---- Data for this task

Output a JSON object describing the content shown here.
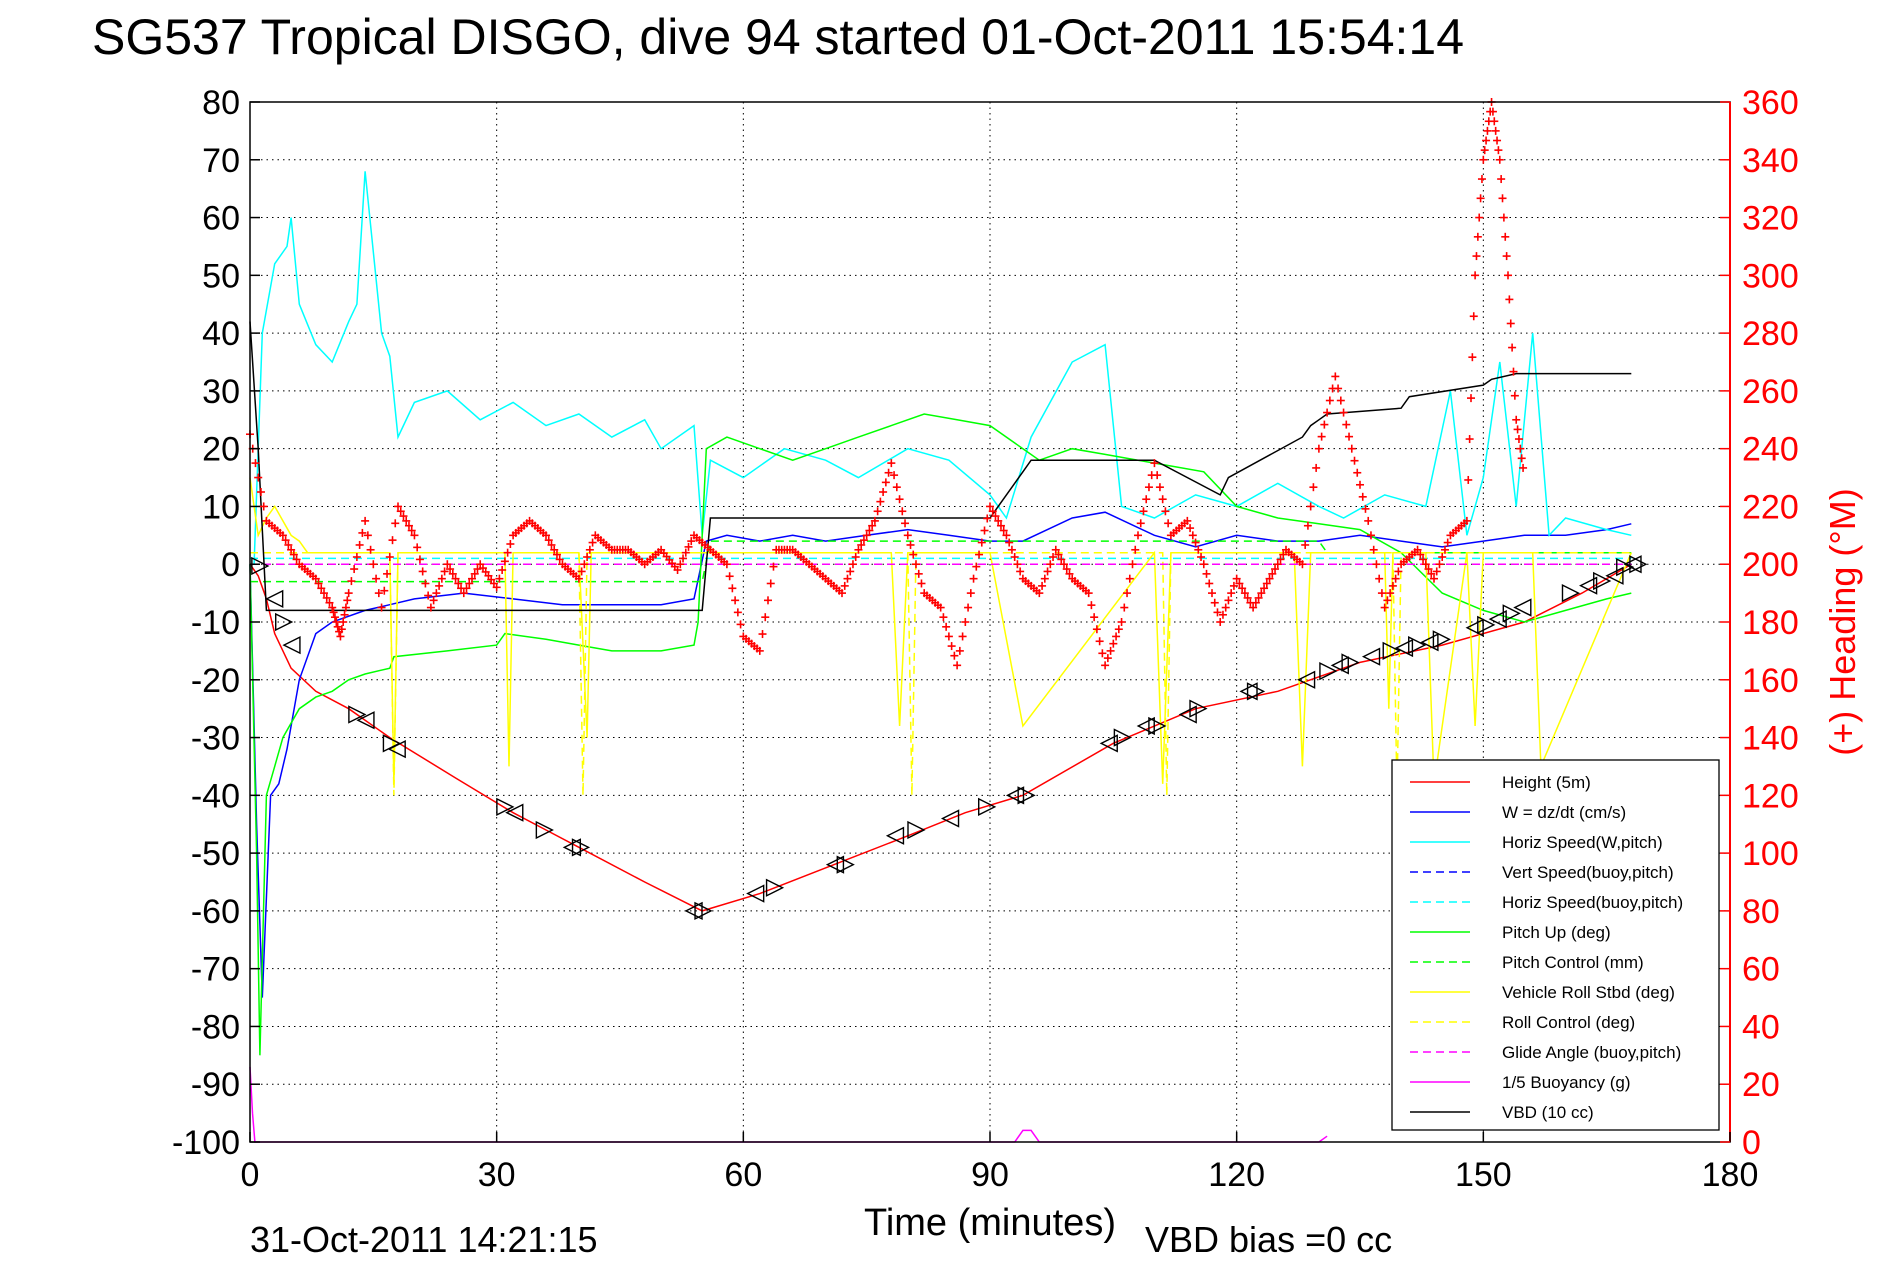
{
  "chart_data": {
    "type": "line",
    "title": "SG537 Tropical DISGO, dive 94 started 01-Oct-2011 15:54:14",
    "xlabel": "Time (minutes)",
    "ylabel": "",
    "y2label": "(+) Heading (°M)",
    "footer_left": "31-Oct-2011 14:21:15",
    "footer_right": "VBD bias =0 cc",
    "xlim": [
      0,
      180
    ],
    "ylim": [
      -100,
      80
    ],
    "y2lim": [
      0,
      360
    ],
    "grid": true,
    "legend_position": "bottom-right",
    "x_ticks": [
      "0",
      "30",
      "60",
      "90",
      "120",
      "150",
      "180"
    ],
    "y_ticks": [
      "80",
      "70",
      "60",
      "50",
      "40",
      "30",
      "20",
      "10",
      "0",
      "-10",
      "-20",
      "-30",
      "-40",
      "-50",
      "-60",
      "-70",
      "-80",
      "-90",
      "-100"
    ],
    "y2_ticks": [
      "360",
      "340",
      "320",
      "300",
      "280",
      "260",
      "240",
      "220",
      "200",
      "180",
      "160",
      "140",
      "120",
      "100",
      "80",
      "60",
      "40",
      "20",
      "0"
    ],
    "colors": {
      "height": "#ff0000",
      "w": "#0000ff",
      "horiz_speed": "#00ffff",
      "pitch": "#00ff00",
      "roll": "#ffff00",
      "glide": "#ff00ff",
      "buoyancy": "#ff00ff",
      "vbd": "#000000",
      "heading": "#ff0000",
      "markers": "#000000"
    },
    "legend": [
      "Height (5m)",
      "W = dz/dt (cm/s)",
      "Horiz Speed(W,pitch)",
      "Vert Speed(buoy,pitch)",
      "Horiz Speed(buoy,pitch)",
      "Pitch Up (deg)",
      "Pitch Control (mm)",
      "Vehicle Roll Stbd (deg)",
      "Roll Control (deg)",
      "Glide Angle (buoy,pitch)",
      "1/5 Buoyancy (g)",
      "VBD (10 cc)"
    ],
    "series": [
      {
        "name": "Height (5m)",
        "style": "solid",
        "x": [
          0,
          1,
          2,
          3,
          5,
          8,
          12,
          17,
          25,
          32,
          36,
          40,
          48,
          55,
          62,
          71,
          80,
          87,
          94,
          105,
          115,
          125,
          135,
          145,
          155,
          162,
          168
        ],
        "y": [
          0,
          -2,
          -6,
          -12,
          -18,
          -22,
          -25,
          -30,
          -37,
          -43,
          -46,
          -49,
          -55,
          -60,
          -57,
          -52,
          -47,
          -43,
          -40,
          -31,
          -25,
          -22,
          -17,
          -14,
          -10,
          -5,
          0
        ]
      },
      {
        "name": "W = dz/dt (cm/s)",
        "style": "solid",
        "x": [
          0,
          0.8,
          1.5,
          2.5,
          3.5,
          4.5,
          6,
          8,
          10,
          14,
          17,
          20,
          26,
          32,
          38,
          44,
          50,
          54,
          55.5,
          58,
          62,
          66,
          70,
          75,
          80,
          85,
          90,
          94,
          100,
          104,
          110,
          115,
          120,
          125,
          130,
          135,
          140,
          145,
          150,
          155,
          160,
          165,
          168
        ],
        "y": [
          0,
          -45,
          -75,
          -40,
          -38,
          -32,
          -20,
          -12,
          -10,
          -8,
          -7,
          -6,
          -5,
          -6,
          -7,
          -7,
          -7,
          -6,
          4,
          5,
          4,
          5,
          4,
          5,
          6,
          5,
          4,
          4,
          8,
          9,
          5,
          3,
          5,
          4,
          4,
          5,
          4,
          3,
          4,
          5,
          5,
          6,
          7
        ]
      },
      {
        "name": "Horiz Speed(W,pitch)",
        "style": "solid",
        "x": [
          0.5,
          1.5,
          3,
          4.5,
          5,
          6,
          8,
          10,
          12,
          13,
          14,
          16,
          17,
          18,
          20,
          24,
          28,
          32,
          36,
          40,
          44,
          48,
          50,
          54,
          55,
          56,
          60,
          65,
          70,
          74,
          80,
          85,
          90,
          92,
          95,
          100,
          104,
          106,
          110,
          115,
          120,
          125,
          130,
          133,
          138,
          143,
          146,
          148,
          150,
          152,
          154,
          156,
          158,
          160,
          165,
          168
        ],
        "y": [
          0,
          40,
          52,
          55,
          60,
          45,
          38,
          35,
          42,
          45,
          68,
          40,
          36,
          22,
          28,
          30,
          25,
          28,
          24,
          26,
          22,
          25,
          20,
          24,
          5,
          18,
          15,
          20,
          18,
          15,
          20,
          18,
          12,
          8,
          22,
          35,
          38,
          10,
          8,
          12,
          10,
          14,
          10,
          8,
          12,
          10,
          30,
          5,
          15,
          35,
          10,
          40,
          5,
          8,
          6,
          5
        ]
      },
      {
        "name": "Vert Speed(buoy,pitch)",
        "style": "dashed",
        "x": [
          0,
          168
        ],
        "y": [
          0,
          0
        ]
      },
      {
        "name": "Horiz Speed(buoy,pitch)",
        "style": "dashed",
        "x": [
          0,
          168
        ],
        "y": [
          1,
          1
        ]
      },
      {
        "name": "Pitch Up (deg)",
        "style": "solid",
        "x": [
          0,
          0.8,
          1.2,
          2,
          3,
          4,
          6,
          8,
          10,
          12,
          14,
          17,
          17.5,
          24,
          30,
          31,
          36,
          40,
          44,
          50,
          54,
          54.5,
          55.5,
          58,
          62,
          66,
          70,
          74,
          78,
          82,
          86,
          90,
          94,
          96,
          100,
          104,
          108,
          112,
          116,
          120,
          125,
          130,
          135,
          140,
          145,
          150,
          155,
          160,
          165,
          168
        ],
        "y": [
          0,
          -50,
          -85,
          -40,
          -35,
          -30,
          -25,
          -23,
          -22,
          -20,
          -19,
          -18,
          -16,
          -15,
          -14,
          -12,
          -13,
          -14,
          -15,
          -15,
          -14,
          -10,
          20,
          22,
          20,
          18,
          20,
          22,
          24,
          26,
          25,
          24,
          20,
          18,
          20,
          19,
          18,
          17,
          16,
          10,
          8,
          7,
          6,
          2,
          -5,
          -8,
          -10,
          -8,
          -6,
          -5
        ]
      },
      {
        "name": "Pitch Control (mm)",
        "style": "dashed",
        "x": [
          0,
          55,
          56,
          130,
          131,
          168
        ],
        "y": [
          -3,
          -3,
          4,
          4,
          2,
          2
        ]
      },
      {
        "name": "Vehicle Roll Stbd (deg)",
        "style": "solid",
        "x": [
          0,
          1,
          2,
          3,
          5,
          6,
          7,
          8,
          17,
          17.5,
          18,
          31,
          31.5,
          32,
          40,
          41,
          41.5,
          55,
          78,
          79,
          80,
          81,
          90,
          94,
          110,
          111,
          112,
          127,
          128,
          129,
          138,
          138.5,
          139,
          143,
          144,
          148,
          149,
          150,
          156,
          157,
          168
        ],
        "y": [
          15,
          5,
          8,
          10,
          5,
          4,
          2,
          2,
          2,
          -38,
          2,
          2,
          -35,
          2,
          2,
          -30,
          2,
          2,
          2,
          -28,
          2,
          2,
          2,
          -28,
          2,
          -38,
          2,
          2,
          -35,
          2,
          2,
          -25,
          2,
          2,
          -38,
          2,
          -28,
          2,
          2,
          -35,
          2
        ]
      },
      {
        "name": "Roll Control (deg)",
        "style": "dashed",
        "x": [
          0,
          17,
          17.5,
          18,
          40,
          40.5,
          41,
          80,
          80.5,
          81,
          111,
          111.5,
          112,
          139,
          139.5,
          140,
          168
        ],
        "y": [
          2,
          2,
          -40,
          2,
          2,
          -40,
          2,
          2,
          -40,
          2,
          2,
          -40,
          2,
          2,
          -40,
          2,
          2
        ]
      },
      {
        "name": "Glide Angle (buoy,pitch)",
        "style": "dashed",
        "x": [
          0,
          168
        ],
        "y": [
          0,
          0
        ]
      },
      {
        "name": "1/5 Buoyancy (g)",
        "style": "solid",
        "x": [
          0,
          0.3,
          0.6,
          93,
          94,
          95,
          96,
          130,
          131
        ],
        "y": [
          -87,
          -95,
          -100,
          -100,
          -98,
          -98,
          -100,
          -100,
          -99
        ]
      },
      {
        "name": "VBD (10 cc)",
        "style": "solid",
        "x": [
          0,
          1,
          2,
          55,
          55.5,
          56,
          90,
          91,
          93,
          94,
          95,
          100,
          110,
          118,
          119,
          128,
          129,
          130,
          131,
          140,
          141,
          150,
          151,
          154,
          155,
          168
        ],
        "y": [
          42,
          20,
          -8,
          -8,
          0,
          8,
          8,
          10,
          14,
          16,
          18,
          18,
          18,
          12,
          15,
          22,
          24,
          25,
          26,
          27,
          29,
          31,
          32,
          33,
          33,
          33
        ]
      },
      {
        "name": "Heading",
        "style": "markers",
        "x": [
          0,
          2,
          4,
          6,
          8,
          10,
          11,
          12,
          14,
          16,
          18,
          20,
          22,
          24,
          26,
          28,
          30,
          32,
          34,
          36,
          38,
          40,
          42,
          44,
          46,
          48,
          50,
          52,
          54,
          56,
          58,
          60,
          62,
          64,
          66,
          68,
          70,
          72,
          74,
          76,
          78,
          80,
          82,
          84,
          86,
          88,
          90,
          92,
          94,
          96,
          98,
          100,
          102,
          104,
          106,
          108,
          110,
          112,
          114,
          116,
          118,
          120,
          122,
          124,
          126,
          128,
          130,
          132,
          134,
          136,
          138,
          140,
          142,
          144,
          146,
          148,
          149,
          150,
          151,
          152,
          153,
          154,
          155
        ],
        "y": [
          245,
          215,
          210,
          200,
          195,
          185,
          175,
          190,
          215,
          185,
          220,
          210,
          185,
          200,
          190,
          200,
          192,
          210,
          215,
          210,
          200,
          195,
          210,
          205,
          205,
          200,
          205,
          198,
          210,
          205,
          200,
          175,
          170,
          205,
          205,
          200,
          195,
          190,
          205,
          215,
          235,
          210,
          190,
          185,
          165,
          195,
          220,
          210,
          195,
          190,
          205,
          195,
          190,
          165,
          180,
          210,
          235,
          210,
          215,
          200,
          180,
          195,
          185,
          195,
          205,
          200,
          240,
          265,
          240,
          215,
          185,
          200,
          205,
          195,
          210,
          215,
          300,
          340,
          360,
          340,
          300,
          250,
          230
        ]
      }
    ],
    "markers": [
      [
        1.2,
        -0.3
      ],
      [
        3.0,
        -6
      ],
      [
        4.1,
        -10
      ],
      [
        5.1,
        -14
      ],
      [
        13.0,
        -26
      ],
      [
        14.1,
        -27
      ],
      [
        17.2,
        -31
      ],
      [
        17.9,
        -32
      ],
      [
        31.0,
        -42
      ],
      [
        32.2,
        -43
      ],
      [
        35.8,
        -46
      ],
      [
        39.2,
        -49
      ],
      [
        40.2,
        -49
      ],
      [
        54.0,
        -60
      ],
      [
        55.1,
        -60
      ],
      [
        61.5,
        -57
      ],
      [
        63.8,
        -56
      ],
      [
        71.2,
        -52
      ],
      [
        72.4,
        -52
      ],
      [
        78.5,
        -47
      ],
      [
        81.0,
        -46
      ],
      [
        85.2,
        -44
      ],
      [
        89.6,
        -42
      ],
      [
        93.1,
        -40
      ],
      [
        94.4,
        -40
      ],
      [
        104.5,
        -31
      ],
      [
        106.1,
        -30
      ],
      [
        109.0,
        -28
      ],
      [
        110.3,
        -28
      ],
      [
        114.1,
        -26
      ],
      [
        115.3,
        -25
      ],
      [
        121.5,
        -22
      ],
      [
        122.3,
        -22
      ],
      [
        128.5,
        -20
      ],
      [
        131.1,
        -18.5
      ],
      [
        132.6,
        -17.5
      ],
      [
        133.8,
        -17
      ],
      [
        136.4,
        -16
      ],
      [
        138.8,
        -15
      ],
      [
        140.4,
        -14.5
      ],
      [
        141.9,
        -14
      ],
      [
        143.5,
        -13.5
      ],
      [
        144.9,
        -13
      ],
      [
        149.0,
        -11
      ],
      [
        150.3,
        -10.5
      ],
      [
        151.8,
        -9.5
      ],
      [
        153.4,
        -8.5
      ],
      [
        154.8,
        -7.5
      ],
      [
        160.6,
        -5
      ],
      [
        162.8,
        -3.7
      ],
      [
        164.4,
        -2.9
      ],
      [
        166.0,
        -2
      ],
      [
        167.2,
        -0.5
      ],
      [
        168.2,
        0
      ],
      [
        168.8,
        0
      ]
    ]
  }
}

--------

Task prompt | Scan the listing above and identify each line holding the string "markers"; copy every such line.

The solution |
      "markers": "#000000"
        "style": "markers",
    "markers": [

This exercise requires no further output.